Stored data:
□ □ □ □

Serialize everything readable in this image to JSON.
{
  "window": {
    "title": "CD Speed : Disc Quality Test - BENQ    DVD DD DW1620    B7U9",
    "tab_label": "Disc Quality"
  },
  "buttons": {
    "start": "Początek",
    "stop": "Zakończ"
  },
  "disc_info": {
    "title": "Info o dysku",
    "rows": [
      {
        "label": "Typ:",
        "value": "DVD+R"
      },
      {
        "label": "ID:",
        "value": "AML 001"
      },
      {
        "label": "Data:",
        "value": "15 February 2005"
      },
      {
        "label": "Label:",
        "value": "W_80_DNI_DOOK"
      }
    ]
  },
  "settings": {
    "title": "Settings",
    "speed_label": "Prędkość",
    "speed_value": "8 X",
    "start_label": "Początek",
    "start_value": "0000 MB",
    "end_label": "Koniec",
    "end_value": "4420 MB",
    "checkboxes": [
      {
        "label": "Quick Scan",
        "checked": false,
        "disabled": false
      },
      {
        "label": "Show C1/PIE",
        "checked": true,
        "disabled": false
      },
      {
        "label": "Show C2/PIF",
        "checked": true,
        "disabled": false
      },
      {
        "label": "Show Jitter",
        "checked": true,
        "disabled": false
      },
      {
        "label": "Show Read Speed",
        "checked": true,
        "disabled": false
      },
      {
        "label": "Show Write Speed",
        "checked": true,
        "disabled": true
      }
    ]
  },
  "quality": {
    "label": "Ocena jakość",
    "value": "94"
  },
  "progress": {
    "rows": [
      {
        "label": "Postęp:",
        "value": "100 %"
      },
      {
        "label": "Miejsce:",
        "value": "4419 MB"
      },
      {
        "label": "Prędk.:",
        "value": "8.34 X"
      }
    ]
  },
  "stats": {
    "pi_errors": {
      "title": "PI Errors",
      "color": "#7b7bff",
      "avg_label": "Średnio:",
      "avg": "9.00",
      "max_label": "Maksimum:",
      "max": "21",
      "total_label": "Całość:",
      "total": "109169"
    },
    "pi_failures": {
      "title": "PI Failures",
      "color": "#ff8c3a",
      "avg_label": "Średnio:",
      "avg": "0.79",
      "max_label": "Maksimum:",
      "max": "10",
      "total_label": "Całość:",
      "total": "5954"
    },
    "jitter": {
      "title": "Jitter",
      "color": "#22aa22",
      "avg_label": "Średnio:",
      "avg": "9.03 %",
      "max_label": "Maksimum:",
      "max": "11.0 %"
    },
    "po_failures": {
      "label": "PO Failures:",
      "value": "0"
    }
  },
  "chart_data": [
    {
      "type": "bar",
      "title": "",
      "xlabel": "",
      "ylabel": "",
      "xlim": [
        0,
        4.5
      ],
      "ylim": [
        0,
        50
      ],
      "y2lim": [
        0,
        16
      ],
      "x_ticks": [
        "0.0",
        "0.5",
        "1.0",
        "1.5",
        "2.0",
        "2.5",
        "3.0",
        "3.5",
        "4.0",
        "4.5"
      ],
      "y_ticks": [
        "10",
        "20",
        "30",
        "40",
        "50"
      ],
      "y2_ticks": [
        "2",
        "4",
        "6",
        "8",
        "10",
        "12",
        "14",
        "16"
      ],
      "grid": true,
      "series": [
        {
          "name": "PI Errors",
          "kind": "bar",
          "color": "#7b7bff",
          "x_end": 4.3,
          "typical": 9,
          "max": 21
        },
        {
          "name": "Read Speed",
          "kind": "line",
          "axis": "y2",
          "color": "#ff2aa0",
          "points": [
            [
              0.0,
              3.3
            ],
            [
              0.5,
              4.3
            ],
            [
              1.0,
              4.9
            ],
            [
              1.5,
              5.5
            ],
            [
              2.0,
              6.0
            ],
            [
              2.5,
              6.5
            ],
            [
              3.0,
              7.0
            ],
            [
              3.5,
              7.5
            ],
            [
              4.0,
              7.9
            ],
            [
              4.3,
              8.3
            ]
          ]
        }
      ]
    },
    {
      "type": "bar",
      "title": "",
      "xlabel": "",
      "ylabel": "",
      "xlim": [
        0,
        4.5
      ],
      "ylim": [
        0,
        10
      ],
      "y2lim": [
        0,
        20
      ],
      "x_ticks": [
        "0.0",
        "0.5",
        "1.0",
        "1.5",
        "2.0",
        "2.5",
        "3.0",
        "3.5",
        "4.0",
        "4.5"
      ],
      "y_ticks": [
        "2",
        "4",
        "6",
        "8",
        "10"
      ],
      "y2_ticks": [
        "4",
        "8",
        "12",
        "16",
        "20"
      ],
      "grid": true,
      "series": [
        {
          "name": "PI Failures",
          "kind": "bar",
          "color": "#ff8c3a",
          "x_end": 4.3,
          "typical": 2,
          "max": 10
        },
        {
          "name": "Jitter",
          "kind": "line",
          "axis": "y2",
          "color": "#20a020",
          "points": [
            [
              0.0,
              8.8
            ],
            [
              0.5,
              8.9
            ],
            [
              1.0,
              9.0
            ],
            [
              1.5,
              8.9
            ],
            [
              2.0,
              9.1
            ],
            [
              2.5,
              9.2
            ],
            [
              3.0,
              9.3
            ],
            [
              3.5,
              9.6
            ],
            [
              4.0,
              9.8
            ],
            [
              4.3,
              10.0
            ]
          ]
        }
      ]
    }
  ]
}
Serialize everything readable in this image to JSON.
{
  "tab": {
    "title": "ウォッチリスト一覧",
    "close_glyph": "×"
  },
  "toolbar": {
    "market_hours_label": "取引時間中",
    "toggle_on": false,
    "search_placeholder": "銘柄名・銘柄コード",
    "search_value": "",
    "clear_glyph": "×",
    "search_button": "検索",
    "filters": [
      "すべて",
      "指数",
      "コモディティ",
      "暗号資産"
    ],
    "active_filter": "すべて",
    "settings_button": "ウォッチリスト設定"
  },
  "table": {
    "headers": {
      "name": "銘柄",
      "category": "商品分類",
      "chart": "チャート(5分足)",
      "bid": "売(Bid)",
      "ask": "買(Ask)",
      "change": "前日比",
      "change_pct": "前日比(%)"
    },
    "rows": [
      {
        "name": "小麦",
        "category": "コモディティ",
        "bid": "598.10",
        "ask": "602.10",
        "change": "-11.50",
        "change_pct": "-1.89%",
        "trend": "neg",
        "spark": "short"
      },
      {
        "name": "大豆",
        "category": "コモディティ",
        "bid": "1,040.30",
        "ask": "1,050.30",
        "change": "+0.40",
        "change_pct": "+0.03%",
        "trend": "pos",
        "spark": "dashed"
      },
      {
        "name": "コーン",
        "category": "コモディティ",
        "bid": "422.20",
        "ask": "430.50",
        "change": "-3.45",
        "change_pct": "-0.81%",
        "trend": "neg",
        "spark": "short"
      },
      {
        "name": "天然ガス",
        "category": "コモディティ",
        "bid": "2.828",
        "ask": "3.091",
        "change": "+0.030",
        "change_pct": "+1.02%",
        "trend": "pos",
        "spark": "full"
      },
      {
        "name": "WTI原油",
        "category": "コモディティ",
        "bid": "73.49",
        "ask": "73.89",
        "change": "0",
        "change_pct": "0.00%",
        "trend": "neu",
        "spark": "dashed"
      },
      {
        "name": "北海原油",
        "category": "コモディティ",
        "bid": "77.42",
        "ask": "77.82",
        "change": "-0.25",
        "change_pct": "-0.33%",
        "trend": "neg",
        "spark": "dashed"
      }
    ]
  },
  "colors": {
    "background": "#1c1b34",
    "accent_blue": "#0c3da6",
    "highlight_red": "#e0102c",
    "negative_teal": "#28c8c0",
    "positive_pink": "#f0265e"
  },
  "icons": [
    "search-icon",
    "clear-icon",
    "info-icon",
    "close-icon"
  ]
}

□ □ □ □

Written problem:
In the entries above, locate every line with the word "Show" and copy it.

Completed exercise:
        "label": "Show C1/PIE",
        "label": "Show C2/PIF",
        "label": "Show Jitter",
        "label": "Show Read Speed",
        "label": "Show Write Speed",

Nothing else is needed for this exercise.